DATA FOR THE TASK:

==================================================

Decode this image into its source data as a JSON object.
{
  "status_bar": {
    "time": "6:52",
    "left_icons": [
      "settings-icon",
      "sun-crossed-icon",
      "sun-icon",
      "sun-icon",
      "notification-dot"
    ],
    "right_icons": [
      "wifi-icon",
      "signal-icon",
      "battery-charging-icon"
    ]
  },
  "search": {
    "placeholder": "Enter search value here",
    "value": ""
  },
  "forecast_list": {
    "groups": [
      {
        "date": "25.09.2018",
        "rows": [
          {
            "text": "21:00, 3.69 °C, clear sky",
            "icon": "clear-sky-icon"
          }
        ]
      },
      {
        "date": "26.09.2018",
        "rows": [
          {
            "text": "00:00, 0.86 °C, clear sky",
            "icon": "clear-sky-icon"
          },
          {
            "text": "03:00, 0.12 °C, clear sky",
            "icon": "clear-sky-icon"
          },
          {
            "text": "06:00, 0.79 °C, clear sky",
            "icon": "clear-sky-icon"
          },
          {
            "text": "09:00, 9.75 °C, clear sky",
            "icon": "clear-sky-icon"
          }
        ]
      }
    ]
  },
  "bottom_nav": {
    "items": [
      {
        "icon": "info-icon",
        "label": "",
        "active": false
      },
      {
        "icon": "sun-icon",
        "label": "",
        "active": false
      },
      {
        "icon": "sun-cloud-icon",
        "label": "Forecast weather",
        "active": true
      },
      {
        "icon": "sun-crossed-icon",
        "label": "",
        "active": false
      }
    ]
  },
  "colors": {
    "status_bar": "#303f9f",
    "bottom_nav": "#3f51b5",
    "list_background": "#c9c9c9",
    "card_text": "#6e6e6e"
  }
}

==================================================

TASK OBJECTIVE:
Give only the number of lines above that hold the string "value".

TASK ANSWER:
2